### Directions
Write the data below out exactly as it stands. Do not include the pictures.

Begin Source records

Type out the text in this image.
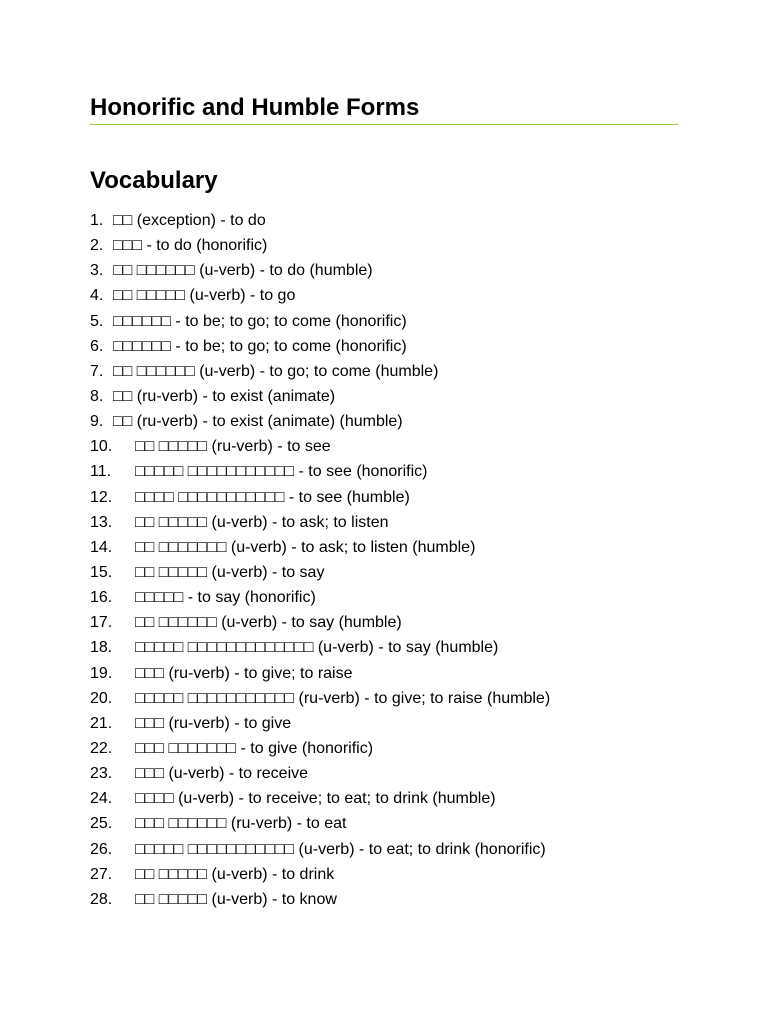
Honorific and Humble Forms
Vocabulary
1. □□ (exception) - to do
2. □□□ - to do (honorific)
3. □□ □□□□□□ (u-verb) - to do (humble)
4. □□ □□□□□ (u-verb) - to go
5. □□□□□□ - to be; to go; to come (honorific)
6. □□□□□□ - to be; to go; to come (honorific)
7. □□ □□□□□□ (u-verb) - to go; to come (humble)
8. □□ (ru-verb) - to exist (animate)
9. □□ (ru-verb) - to exist (animate) (humble)
10. □□ □□□□□ (ru-verb) - to see
11. □□□□□ □□□□□□□□□□□ - to see (honorific)
12. □□□□ □□□□□□□□□□□ - to see (humble)
13. □□ □□□□□ (u-verb) - to ask; to listen
14. □□ □□□□□□□ (u-verb) - to ask; to listen (humble)
15. □□ □□□□□ (u-verb) - to say
16. □□□□□ - to say (honorific)
17. □□ □□□□□□ (u-verb) - to say (humble)
18. □□□□□ □□□□□□□□□□□□□ (u-verb) - to say (humble)
19. □□□ (ru-verb) - to give; to raise
20. □□□□□ □□□□□□□□□□□ (ru-verb) - to give; to raise (humble)
21. □□□ (ru-verb) - to give
22. □□□ □□□□□□□ - to give (honorific)
23. □□□ (u-verb) - to receive
24. □□□□ (u-verb) - to receive; to eat; to drink (humble)
25. □□□ □□□□□□ (ru-verb) - to eat
26. □□□□□ □□□□□□□□□□□ (u-verb) - to eat; to drink (honorific)
27. □□ □□□□□ (u-verb) - to drink
28. □□ □□□□□ (u-verb) - to know
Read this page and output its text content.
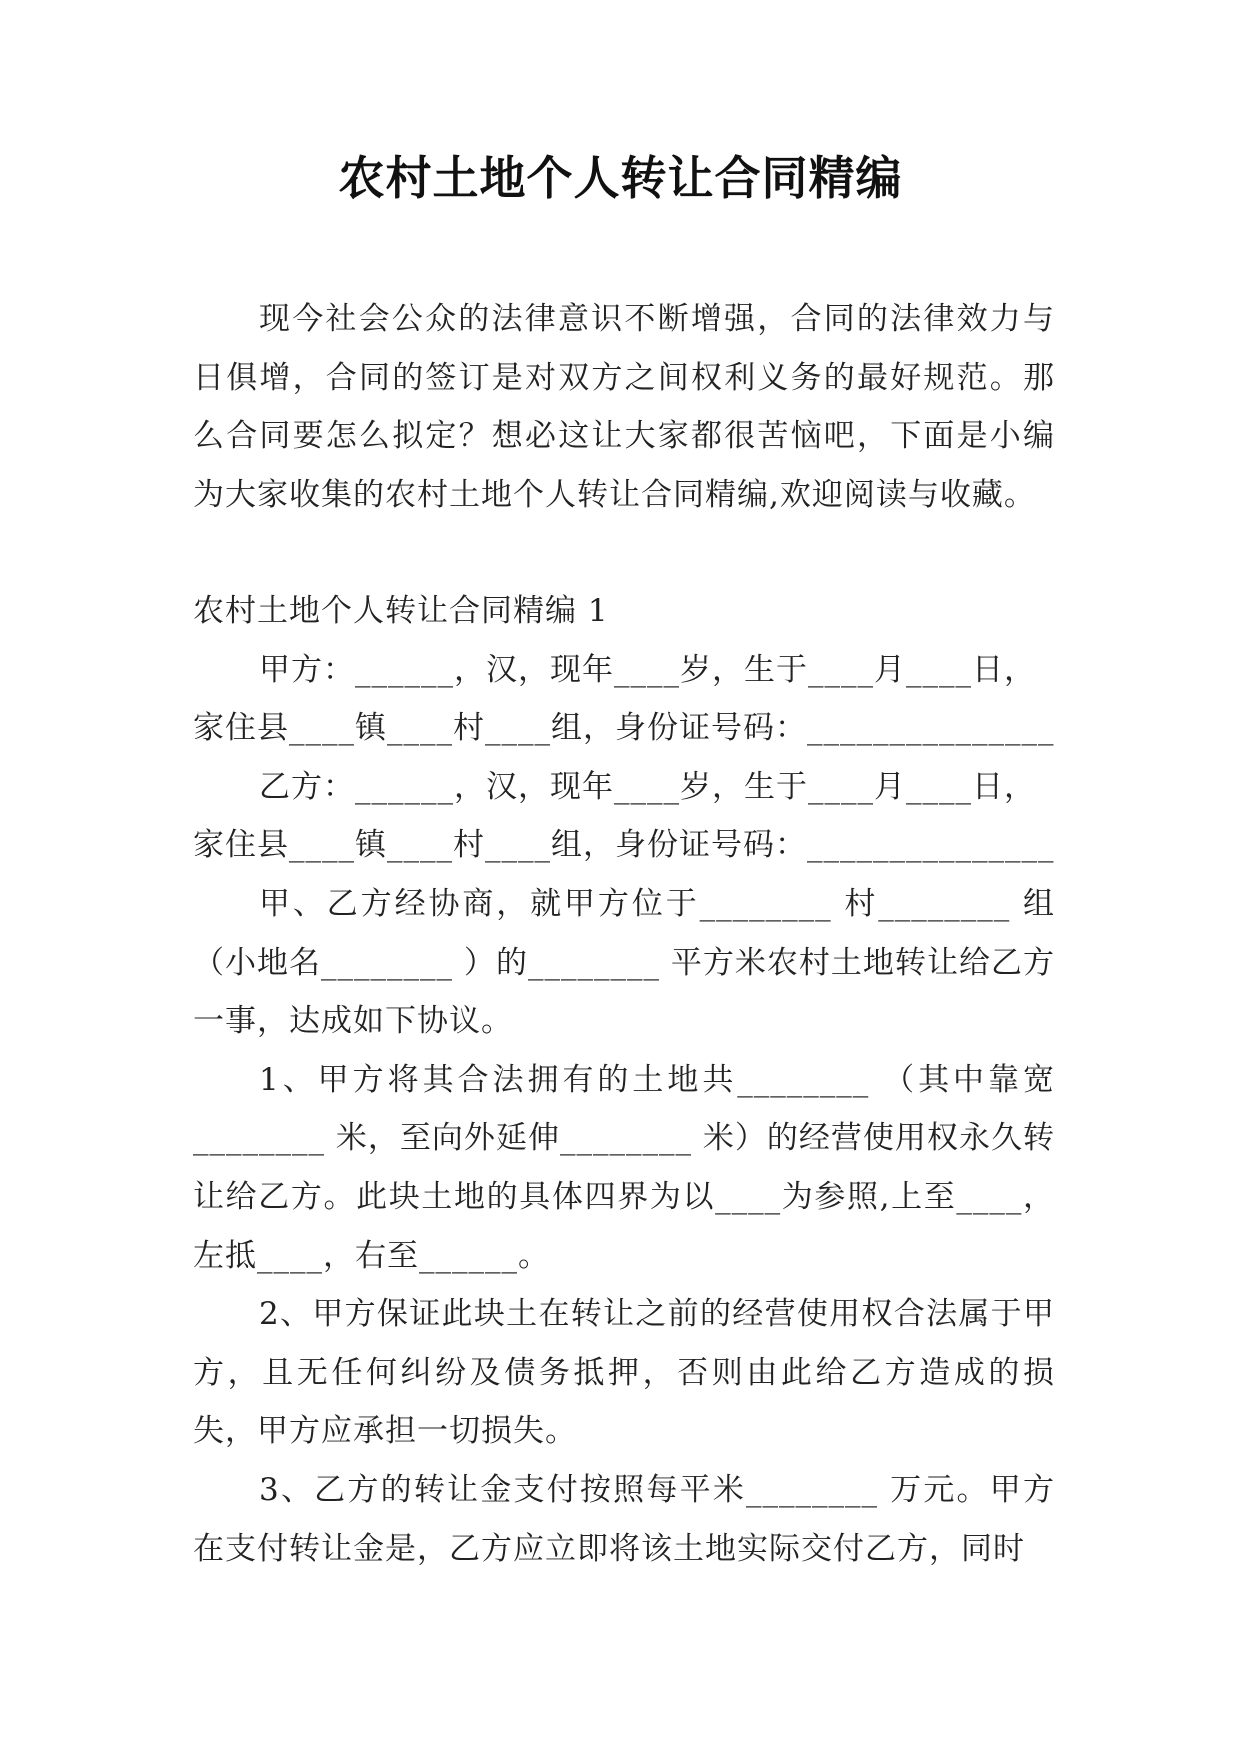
农村土地个人转让合同精编

现今社会公众的法律意识不断增强，合同的法律效力与日俱增，合同的签订是对双方之间权利义务的最好规范。那么合同要怎么拟定？想必这让大家都很苦恼吧，下面是小编为大家收集的农村土地个人转让合同精编,欢迎阅读与收藏。

农村土地个人转让合同精编 1

甲方：______，汉，现年____岁，生于____月____日，

家住县____镇____村____组，身份证号码：_______________

乙方：______，汉，现年____岁，生于____月____日，

家住县____镇____村____组，身份证号码：_______________

甲、乙方经协商，就甲方位于________ 村________ 组（小地名________ ）的________ 平方米农村土地转让给乙方一事，达成如下协议。

1、甲方将其合法拥有的土地共________ （其中靠宽________ 米，至向外延伸________ 米）的经营使用权永久转让给乙方。此块土地的具体四界为以____为参照,上至____，左抵____，右至______。

2、甲方保证此块土在转让之前的经营使用权合法属于甲方，且无任何纠纷及债务抵押，否则由此给乙方造成的损失，甲方应承担一切损失。

3、乙方的转让金支付按照每平米________ 万元。甲方在支付转让金是，乙方应立即将该土地实际交付乙方，同时
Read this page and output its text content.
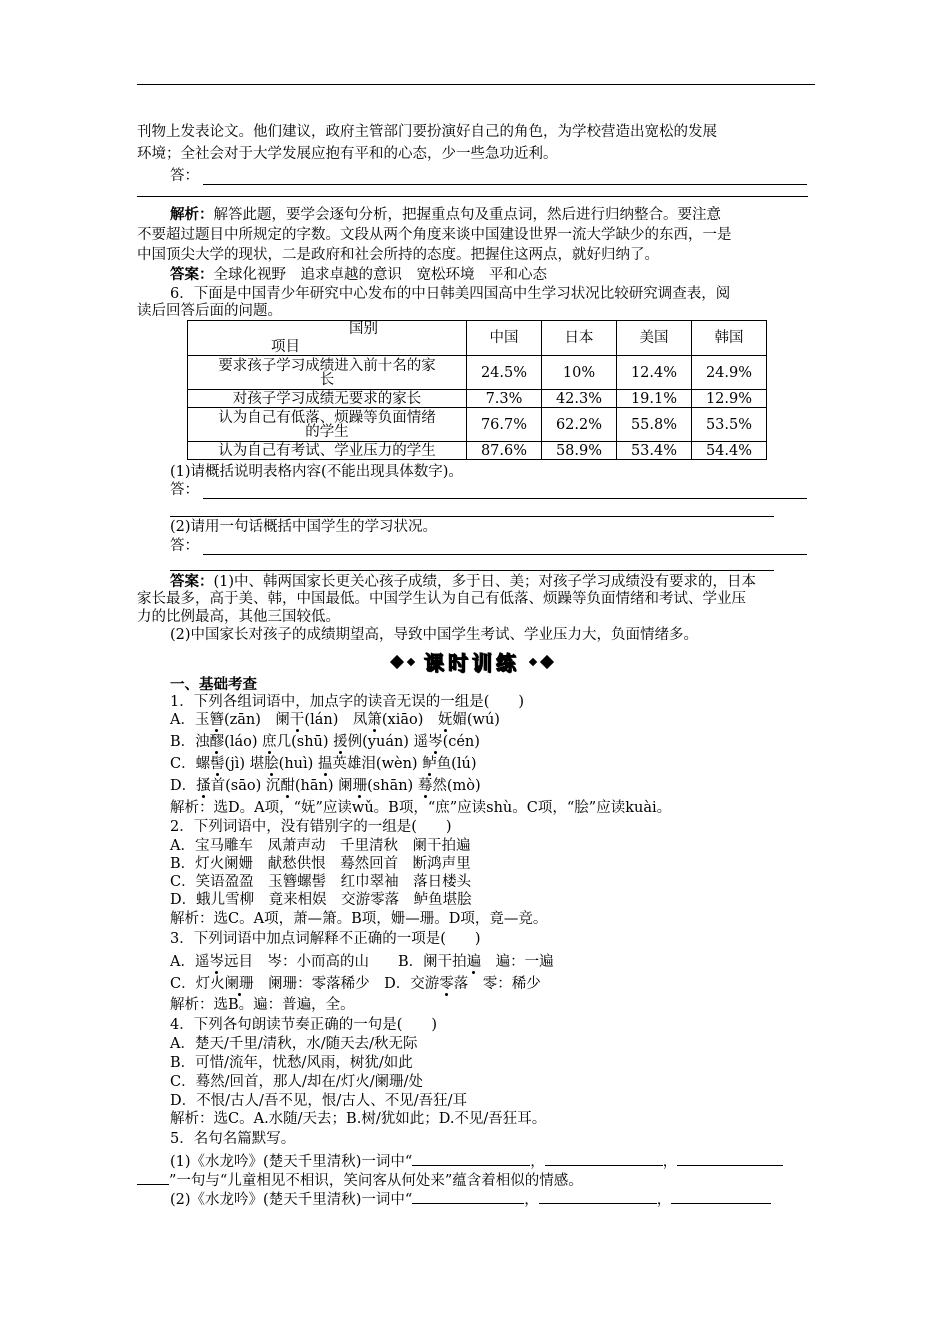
刊物上发表论文。他们建议，政府主管部门要扮演好自己的角色，为学校营造出宽松的发展
环境；全社会对于大学发展应抱有平和的心态，少一些急功近利。
答：
解析：解答此题，要学会逐句分析，把握重点句及重点词，然后进行归纳整合。要注意
不要超过题目中所规定的字数。文段从两个角度来谈中国建设世界一流大学缺少的东西，一是
中国顶尖大学的现状，二是政府和社会所持的态度。把握住这两点，就好归纳了。
答案：全球化视野　追求卓越的意识　宽松环境　平和心态
6．下面是中国青少年研究中心发布的中日韩美四国高中生学习状况比较研究调查表，阅
读后回答后面的问题。
国别
项目	中国	日本	美国	韩国

要求孩子学习成绩进入前十名的家
长	24.5%	10%	12.4%	24.9%
对孩子学习成绩无要求的家长	7.3%	42.3%	19.1%	12.9%

认为自己有低落、烦躁等负面情绪
的学生	76.7%	62.2%	55.8%	53.5%
认为自己有考试、学业压力的学生	87.6%	58.9%	53.4%	54.4%
(1)请概括说明表格内容(不能出现具体数字)。
答：
(2)请用一句话概括中国学生的学习状况。
答：
答案：(1)中、韩两国家长更关心孩子成绩，多于日、美；对孩子学习成绩没有要求的，日本
家长最多，高于美、韩，中国最低。中国学生认为自己有低落、烦躁等负面情绪和考试、学业压
力的比例最高，其他三国较低。
(2)中国家长对孩子的成绩期望高，导致中国学生考试、学业压力大，负面情绪多。
课时训练
一、基础考查
1．下列各组词语中，加点字的读音无误的一组是(　　)
A．玉簪(zān)　阑干(lán)　凤箫(xiāo)　妩媚(wú)
B．浊醪(láo) 庶几(shū) 援例(yuán) 遥岑(cén)
C．螺髻(jì) 堪脍(huì) 揾英雄泪(wèn) 鲈鱼(lú)
D．搔首(sāo) 沉酣(hān) 阑珊(shān) 蓦然(mò)
解析：选D。A项，“妩”应读wǔ。B项，“庶”应读shù。C项，“脍”应读kuài。
2．下列词语中，没有错别字的一组是(　　)
A．宝马雕车　凤萧声动　千里清秋　阑干拍遍
B．灯火阑姗　献愁供恨　蓦然回首　断鸿声里
C．笑语盈盈　玉簪螺髻　红巾翠袖　落日楼头
D．蛾儿雪柳　竟来相娱　交游零落　鲈鱼堪脍
解析：选C。A项，萧—箫。B项，姗—珊。D项，竟—竞。
3．下列词语中加点词解释不正确的一项是(　　)
A．遥岑远目　岑：小而高的山　　B．阑干拍遍　遍：一遍
C．灯火阑珊　阑珊：零落稀少　D．交游零落　零：稀少
解析：选B。遍：普遍，全。
4．下列各句朗读节奏正确的一句是(　　)
A．楚天/千里/清秋，水/随天去/秋无际
B．可惜/流年，忧愁/风雨，树犹/如此
C．蓦然/回首，那人/却在/灯火/阑珊/处
D．不恨/古人/吾不见，恨/古人、不见/吾狂/耳
解析：选C。A.水随/天去；B.树/犹如此；D.不见/吾狂耳。
5．名句名篇默写。
(1)《水龙吟》(楚天千里清秋)一词中“	，	，
”一句与“儿童相见不相识，笑问客从何处来”蕴含着相似的情感。
(2)《水龙吟》(楚天千里清秋)一词中“	，	，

End Source records

### Worked answer
Type out the text in this image.
Honorific and Humble Forms
Vocabulary
1. □□ (exception) - to do
2. □□□ - to do (honorific)
3. □□ □□□□□□ (u-verb) - to do (humble)
4. □□ □□□□□ (u-verb) - to go
5. □□□□□□ - to be; to go; to come (honorific)
6. □□□□□□ - to be; to go; to come (honorific)
7. □□ □□□□□□ (u-verb) - to go; to come (humble)
8. □□ (ru-verb) - to exist (animate)
9. □□ (ru-verb) - to exist (animate) (humble)
10. □□ □□□□□ (ru-verb) - to see
11. □□□□□ □□□□□□□□□□□ - to see (honorific)
12. □□□□ □□□□□□□□□□□ - to see (humble)
13. □□ □□□□□ (u-verb) - to ask; to listen
14. □□ □□□□□□□ (u-verb) - to ask; to listen (humble)
15. □□ □□□□□ (u-verb) - to say
16. □□□□□ - to say (honorific)
17. □□ □□□□□□ (u-verb) - to say (humble)
18. □□□□□ □□□□□□□□□□□□□ (u-verb) - to say (humble)
19. □□□ (ru-verb) - to give; to raise
20. □□□□□ □□□□□□□□□□□ (ru-verb) - to give; to raise (humble)
21. □□□ (ru-verb) - to give
22. □□□ □□□□□□□ - to give (honorific)
23. □□□ (u-verb) - to receive
24. □□□□ (u-verb) - to receive; to eat; to drink (humble)
25. □□□ □□□□□□ (ru-verb) - to eat
26. □□□□□ □□□□□□□□□□□ (u-verb) - to eat; to drink (honorific)
27. □□ □□□□□ (u-verb) - to drink
28. □□ □□□□□ (u-verb) - to know
Read this page and output its text content.
农村土地个人转让合同精编

现今社会公众的法律意识不断增强，合同的法律效力与日俱增，合同的签订是对双方之间权利义务的最好规范。那么合同要怎么拟定？想必这让大家都很苦恼吧，下面是小编为大家收集的农村土地个人转让合同精编,欢迎阅读与收藏。

农村土地个人转让合同精编 1

甲方：______，汉，现年____岁，生于____月____日，

家住县____镇____村____组，身份证号码：_______________

乙方：______，汉，现年____岁，生于____月____日，

家住县____镇____村____组，身份证号码：_______________

甲、乙方经协商，就甲方位于________ 村________ 组（小地名________ ）的________ 平方米农村土地转让给乙方一事，达成如下协议。

1、甲方将其合法拥有的土地共________ （其中靠宽________ 米，至向外延伸________ 米）的经营使用权永久转让给乙方。此块土地的具体四界为以____为参照,上至____，左抵____，右至______。

2、甲方保证此块土在转让之前的经营使用权合法属于甲方，且无任何纠纷及债务抵押，否则由此给乙方造成的损失，甲方应承担一切损失。

3、乙方的转让金支付按照每平米________ 万元。甲方在支付转让金是，乙方应立即将该土地实际交付乙方，同时
Read this page and output its text content.
刊物上发表论文。他们建议，政府主管部门要扮演好自己的角色，为学校营造出宽松的发展
环境；全社会对于大学发展应抱有平和的心态，少一些急功近利。
答：
解析：解答此题，要学会逐句分析，把握重点句及重点词，然后进行归纳整合。要注意
不要超过题目中所规定的字数。文段从两个角度来谈中国建设世界一流大学缺少的东西，一是
中国顶尖大学的现状，二是政府和社会所持的态度。把握住这两点，就好归纳了。
答案：全球化视野　追求卓越的意识　宽松环境　平和心态
6．下面是中国青少年研究中心发布的中日韩美四国高中生学习状况比较研究调查表，阅
读后回答后面的问题。
国别
项目	中国	日本	美国	韩国

要求孩子学习成绩进入前十名的家
长	24.5%	10%	12.4%	24.9%
对孩子学习成绩无要求的家长	7.3%	42.3%	19.1%	12.9%

认为自己有低落、烦躁等负面情绪
的学生	76.7%	62.2%	55.8%	53.5%
认为自己有考试、学业压力的学生	87.6%	58.9%	53.4%	54.4%
(1)请概括说明表格内容(不能出现具体数字)。
答：
(2)请用一句话概括中国学生的学习状况。
答：
答案：(1)中、韩两国家长更关心孩子成绩，多于日、美；对孩子学习成绩没有要求的，日本
家长最多，高于美、韩，中国最低。中国学生认为自己有低落、烦躁等负面情绪和考试、学业压
力的比例最高，其他三国较低。
(2)中国家长对孩子的成绩期望高，导致中国学生考试、学业压力大，负面情绪多。
课时训练
一、基础考查
1．下列各组词语中，加点字的读音无误的一组是(　　)
A．玉簪(zān)　阑干(lán)　凤箫(xiāo)　妩媚(wú)
B．浊醪(láo) 庶几(shū) 援例(yuán) 遥岑(cén)
C．螺髻(jì) 堪脍(huì) 揾英雄泪(wèn) 鲈鱼(lú)
D．搔首(sāo) 沉酣(hān) 阑珊(shān) 蓦然(mò)
解析：选D。A项，“妩”应读wǔ。B项，“庶”应读shù。C项，“脍”应读kuài。
2．下列词语中，没有错别字的一组是(　　)
A．宝马雕车　凤萧声动　千里清秋　阑干拍遍
B．灯火阑姗　献愁供恨　蓦然回首　断鸿声里
C．笑语盈盈　玉簪螺髻　红巾翠袖　落日楼头
D．蛾儿雪柳　竟来相娱　交游零落　鲈鱼堪脍
解析：选C。A项，萧—箫。B项，姗—珊。D项，竟—竞。
3．下列词语中加点词解释不正确的一项是(　　)
A．遥岑远目　岑：小而高的山　　B．阑干拍遍　遍：一遍
C．灯火阑珊　阑珊：零落稀少　D．交游零落　零：稀少
解析：选B。遍：普遍，全。
4．下列各句朗读节奏正确的一句是(　　)
A．楚天/千里/清秋，水/随天去/秋无际
B．可惜/流年，忧愁/风雨，树犹/如此
C．蓦然/回首，那人/却在/灯火/阑珊/处
D．不恨/古人/吾不见，恨/古人、不见/吾狂/耳
解析：选C。A.水随/天去；B.树/犹如此；D.不见/吾狂耳。
5．名句名篇默写。
(1)《水龙吟》(楚天千里清秋)一词中“	，	，
”一句与“儿童相见不相识，笑问客从何处来”蕴含着相似的情感。
(2)《水龙吟》(楚天千里清秋)一词中“	，	，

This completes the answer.